** Start **

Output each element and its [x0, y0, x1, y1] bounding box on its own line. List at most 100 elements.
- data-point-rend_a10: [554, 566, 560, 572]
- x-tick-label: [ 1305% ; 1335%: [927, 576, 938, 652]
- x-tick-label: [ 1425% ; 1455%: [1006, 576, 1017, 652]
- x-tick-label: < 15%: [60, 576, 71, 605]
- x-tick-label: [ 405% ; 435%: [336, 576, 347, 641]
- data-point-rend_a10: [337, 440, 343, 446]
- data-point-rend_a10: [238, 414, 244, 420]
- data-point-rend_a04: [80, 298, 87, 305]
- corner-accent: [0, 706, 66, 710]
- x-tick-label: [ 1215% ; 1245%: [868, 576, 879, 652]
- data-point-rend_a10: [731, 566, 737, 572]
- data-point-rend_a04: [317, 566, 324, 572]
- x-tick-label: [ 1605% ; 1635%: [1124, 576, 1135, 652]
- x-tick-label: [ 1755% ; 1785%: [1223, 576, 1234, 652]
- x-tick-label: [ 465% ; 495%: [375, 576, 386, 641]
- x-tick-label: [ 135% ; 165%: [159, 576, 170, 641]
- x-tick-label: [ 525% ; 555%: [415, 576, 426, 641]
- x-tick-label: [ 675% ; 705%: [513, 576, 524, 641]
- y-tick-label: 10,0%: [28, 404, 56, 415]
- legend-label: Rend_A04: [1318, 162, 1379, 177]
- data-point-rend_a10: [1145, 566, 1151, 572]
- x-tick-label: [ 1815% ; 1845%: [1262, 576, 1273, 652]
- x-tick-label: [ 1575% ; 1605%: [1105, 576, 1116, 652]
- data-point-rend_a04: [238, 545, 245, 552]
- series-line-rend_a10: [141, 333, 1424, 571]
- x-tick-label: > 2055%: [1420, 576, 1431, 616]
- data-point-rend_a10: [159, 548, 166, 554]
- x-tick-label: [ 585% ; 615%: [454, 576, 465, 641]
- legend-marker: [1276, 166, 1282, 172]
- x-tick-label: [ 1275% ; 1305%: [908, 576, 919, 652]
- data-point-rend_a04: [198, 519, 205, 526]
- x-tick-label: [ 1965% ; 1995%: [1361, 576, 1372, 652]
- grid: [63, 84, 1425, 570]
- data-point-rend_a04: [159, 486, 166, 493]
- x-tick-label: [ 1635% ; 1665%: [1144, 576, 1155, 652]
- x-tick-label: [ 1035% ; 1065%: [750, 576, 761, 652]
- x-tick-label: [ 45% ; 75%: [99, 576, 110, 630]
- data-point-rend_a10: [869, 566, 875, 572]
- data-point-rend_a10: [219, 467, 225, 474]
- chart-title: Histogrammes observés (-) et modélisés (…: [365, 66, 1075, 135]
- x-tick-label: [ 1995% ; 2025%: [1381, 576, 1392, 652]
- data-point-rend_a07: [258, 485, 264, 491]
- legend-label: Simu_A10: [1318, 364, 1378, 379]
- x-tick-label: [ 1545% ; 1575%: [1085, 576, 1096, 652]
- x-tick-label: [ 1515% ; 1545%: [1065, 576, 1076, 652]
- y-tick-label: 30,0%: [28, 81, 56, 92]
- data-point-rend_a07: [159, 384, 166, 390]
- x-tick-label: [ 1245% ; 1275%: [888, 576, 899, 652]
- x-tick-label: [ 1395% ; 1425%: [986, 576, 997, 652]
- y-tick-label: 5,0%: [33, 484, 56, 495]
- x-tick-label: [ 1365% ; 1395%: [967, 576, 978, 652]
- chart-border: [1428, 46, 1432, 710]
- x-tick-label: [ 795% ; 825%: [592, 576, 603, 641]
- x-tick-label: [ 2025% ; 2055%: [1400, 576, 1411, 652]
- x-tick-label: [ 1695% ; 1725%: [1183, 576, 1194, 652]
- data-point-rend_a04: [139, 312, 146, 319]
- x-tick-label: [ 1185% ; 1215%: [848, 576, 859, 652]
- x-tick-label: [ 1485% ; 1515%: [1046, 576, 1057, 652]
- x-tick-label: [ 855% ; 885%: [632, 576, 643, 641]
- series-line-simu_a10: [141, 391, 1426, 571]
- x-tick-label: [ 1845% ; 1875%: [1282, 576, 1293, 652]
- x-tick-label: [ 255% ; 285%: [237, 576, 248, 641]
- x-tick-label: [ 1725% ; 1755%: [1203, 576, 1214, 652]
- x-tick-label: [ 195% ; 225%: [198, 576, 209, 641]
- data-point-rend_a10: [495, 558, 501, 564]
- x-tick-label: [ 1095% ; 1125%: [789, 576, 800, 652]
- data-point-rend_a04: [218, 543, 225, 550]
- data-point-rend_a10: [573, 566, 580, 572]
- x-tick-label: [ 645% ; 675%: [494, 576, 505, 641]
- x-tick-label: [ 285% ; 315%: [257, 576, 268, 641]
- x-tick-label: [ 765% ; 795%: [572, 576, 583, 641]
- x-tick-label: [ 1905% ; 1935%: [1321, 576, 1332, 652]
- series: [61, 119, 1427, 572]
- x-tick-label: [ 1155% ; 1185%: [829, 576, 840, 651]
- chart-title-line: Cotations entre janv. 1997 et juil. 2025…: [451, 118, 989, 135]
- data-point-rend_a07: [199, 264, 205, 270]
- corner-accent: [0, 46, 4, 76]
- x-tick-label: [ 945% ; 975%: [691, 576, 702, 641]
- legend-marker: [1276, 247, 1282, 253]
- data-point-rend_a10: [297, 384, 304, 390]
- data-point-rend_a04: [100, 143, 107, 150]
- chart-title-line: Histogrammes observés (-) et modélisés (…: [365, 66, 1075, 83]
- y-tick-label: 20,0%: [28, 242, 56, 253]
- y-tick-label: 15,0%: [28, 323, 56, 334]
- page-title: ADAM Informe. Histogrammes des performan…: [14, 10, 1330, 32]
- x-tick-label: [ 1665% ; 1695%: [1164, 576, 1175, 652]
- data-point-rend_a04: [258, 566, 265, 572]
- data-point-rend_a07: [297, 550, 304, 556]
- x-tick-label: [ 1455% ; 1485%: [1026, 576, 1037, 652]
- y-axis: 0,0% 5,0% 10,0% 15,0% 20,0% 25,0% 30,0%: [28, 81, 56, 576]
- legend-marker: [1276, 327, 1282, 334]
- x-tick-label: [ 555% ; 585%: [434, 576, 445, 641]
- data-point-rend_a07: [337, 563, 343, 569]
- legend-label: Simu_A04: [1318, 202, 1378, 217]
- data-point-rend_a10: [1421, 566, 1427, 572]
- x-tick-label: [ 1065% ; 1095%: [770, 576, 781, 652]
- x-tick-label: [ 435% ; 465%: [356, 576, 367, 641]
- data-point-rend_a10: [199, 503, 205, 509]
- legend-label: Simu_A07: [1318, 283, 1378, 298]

** End **

WHAT THE TASK ASKS: Please update these lines so that every "bounding box" becomes "enclosing box", leaving the rest unchanged.

FULL SOLUTION:
Output each element and its [x0, y0, x1, y1] enclosing box on its own line. List at most 100 elements.
- data-point-rend_a10: [554, 566, 560, 572]
- x-tick-label: [ 1305% ; 1335%: [927, 576, 938, 652]
- x-tick-label: [ 1425% ; 1455%: [1006, 576, 1017, 652]
- x-tick-label: < 15%: [60, 576, 71, 605]
- x-tick-label: [ 405% ; 435%: [336, 576, 347, 641]
- data-point-rend_a10: [337, 440, 343, 446]
- data-point-rend_a10: [238, 414, 244, 420]
- data-point-rend_a04: [80, 298, 87, 305]
- corner-accent: [0, 706, 66, 710]
- x-tick-label: [ 1215% ; 1245%: [868, 576, 879, 652]
- data-point-rend_a10: [731, 566, 737, 572]
- data-point-rend_a04: [317, 566, 324, 572]
- x-tick-label: [ 1605% ; 1635%: [1124, 576, 1135, 652]
- x-tick-label: [ 1755% ; 1785%: [1223, 576, 1234, 652]
- x-tick-label: [ 465% ; 495%: [375, 576, 386, 641]
- x-tick-label: [ 135% ; 165%: [159, 576, 170, 641]
- x-tick-label: [ 525% ; 555%: [415, 576, 426, 641]
- x-tick-label: [ 675% ; 705%: [513, 576, 524, 641]
- y-tick-label: 10,0%: [28, 404, 56, 415]
- legend-label: Rend_A04: [1318, 162, 1379, 177]
- data-point-rend_a10: [1145, 566, 1151, 572]
- x-tick-label: [ 1815% ; 1845%: [1262, 576, 1273, 652]
- x-tick-label: [ 1575% ; 1605%: [1105, 576, 1116, 652]
- data-point-rend_a04: [238, 545, 245, 552]
- series-line-rend_a10: [141, 333, 1424, 571]
- x-tick-label: > 2055%: [1420, 576, 1431, 616]
- data-point-rend_a10: [159, 548, 166, 554]
- x-tick-label: [ 585% ; 615%: [454, 576, 465, 641]
- legend-marker: [1276, 166, 1282, 172]
- x-tick-label: [ 1275% ; 1305%: [908, 576, 919, 652]
- data-point-rend_a04: [198, 519, 205, 526]
- x-tick-label: [ 1965% ; 1995%: [1361, 576, 1372, 652]
- grid: [63, 84, 1425, 570]
- data-point-rend_a04: [159, 486, 166, 493]
- x-tick-label: [ 1635% ; 1665%: [1144, 576, 1155, 652]
- x-tick-label: [ 1035% ; 1065%: [750, 576, 761, 652]
- x-tick-label: [ 45% ; 75%: [99, 576, 110, 630]
- data-point-rend_a10: [869, 566, 875, 572]
- data-point-rend_a10: [219, 467, 225, 474]
- chart-title: Histogrammes observés (-) et modélisés (…: [365, 66, 1075, 135]
- x-tick-label: [ 1995% ; 2025%: [1381, 576, 1392, 652]
- data-point-rend_a07: [258, 485, 264, 491]
- legend-label: Simu_A10: [1318, 364, 1378, 379]
- x-tick-label: [ 1545% ; 1575%: [1085, 576, 1096, 652]
- x-tick-label: [ 1515% ; 1545%: [1065, 576, 1076, 652]
- y-tick-label: 30,0%: [28, 81, 56, 92]
- data-point-rend_a07: [159, 384, 166, 390]
- x-tick-label: [ 1245% ; 1275%: [888, 576, 899, 652]
- x-tick-label: [ 1395% ; 1425%: [986, 576, 997, 652]
- y-tick-label: 5,0%: [33, 484, 56, 495]
- x-tick-label: [ 1365% ; 1395%: [967, 576, 978, 652]
- chart-border: [1428, 46, 1432, 710]
- x-tick-label: [ 795% ; 825%: [592, 576, 603, 641]
- x-tick-label: [ 2025% ; 2055%: [1400, 576, 1411, 652]
- x-tick-label: [ 1695% ; 1725%: [1183, 576, 1194, 652]
- data-point-rend_a04: [139, 312, 146, 319]
- x-tick-label: [ 1185% ; 1215%: [848, 576, 859, 652]
- x-tick-label: [ 1485% ; 1515%: [1046, 576, 1057, 652]
- x-tick-label: [ 855% ; 885%: [632, 576, 643, 641]
- series-line-simu_a10: [141, 391, 1426, 571]
- x-tick-label: [ 1845% ; 1875%: [1282, 576, 1293, 652]
- x-tick-label: [ 255% ; 285%: [237, 576, 248, 641]
- x-tick-label: [ 1725% ; 1755%: [1203, 576, 1214, 652]
- x-tick-label: [ 195% ; 225%: [198, 576, 209, 641]
- data-point-rend_a10: [495, 558, 501, 564]
- x-tick-label: [ 1095% ; 1125%: [789, 576, 800, 652]
- data-point-rend_a04: [218, 543, 225, 550]
- data-point-rend_a10: [573, 566, 580, 572]
- x-tick-label: [ 645% ; 675%: [494, 576, 505, 641]
- x-tick-label: [ 285% ; 315%: [257, 576, 268, 641]
- x-tick-label: [ 765% ; 795%: [572, 576, 583, 641]
- x-tick-label: [ 1905% ; 1935%: [1321, 576, 1332, 652]
- series: [61, 119, 1427, 572]
- x-tick-label: [ 1155% ; 1185%: [829, 576, 840, 651]
- chart-title-line: Cotations entre janv. 1997 et juil. 2025…: [451, 118, 989, 135]
- data-point-rend_a07: [199, 264, 205, 270]
- corner-accent: [0, 46, 4, 76]
- x-tick-label: [ 945% ; 975%: [691, 576, 702, 641]
- legend-marker: [1276, 247, 1282, 253]
- data-point-rend_a10: [297, 384, 304, 390]
- data-point-rend_a04: [100, 143, 107, 150]
- chart-title-line: Histogrammes observés (-) et modélisés (…: [365, 66, 1075, 83]
- y-tick-label: 20,0%: [28, 242, 56, 253]
- y-tick-label: 15,0%: [28, 323, 56, 334]
- page-title: ADAM Informe. Histogrammes des performan…: [14, 10, 1330, 32]
- x-tick-label: [ 1665% ; 1695%: [1164, 576, 1175, 652]
- data-point-rend_a04: [258, 566, 265, 572]
- data-point-rend_a07: [297, 550, 304, 556]
- x-tick-label: [ 1455% ; 1485%: [1026, 576, 1037, 652]
- y-axis: 0,0% 5,0% 10,0% 15,0% 20,0% 25,0% 30,0%: [28, 81, 56, 576]
- legend-marker: [1276, 327, 1282, 334]
- x-tick-label: [ 555% ; 585%: [434, 576, 445, 641]
- data-point-rend_a07: [337, 563, 343, 569]
- legend-label: Simu_A04: [1318, 202, 1378, 217]
- data-point-rend_a10: [1421, 566, 1427, 572]
- x-tick-label: [ 1065% ; 1095%: [770, 576, 781, 652]
- x-tick-label: [ 435% ; 465%: [356, 576, 367, 641]
- data-point-rend_a10: [199, 503, 205, 509]
- legend-label: Simu_A07: [1318, 283, 1378, 298]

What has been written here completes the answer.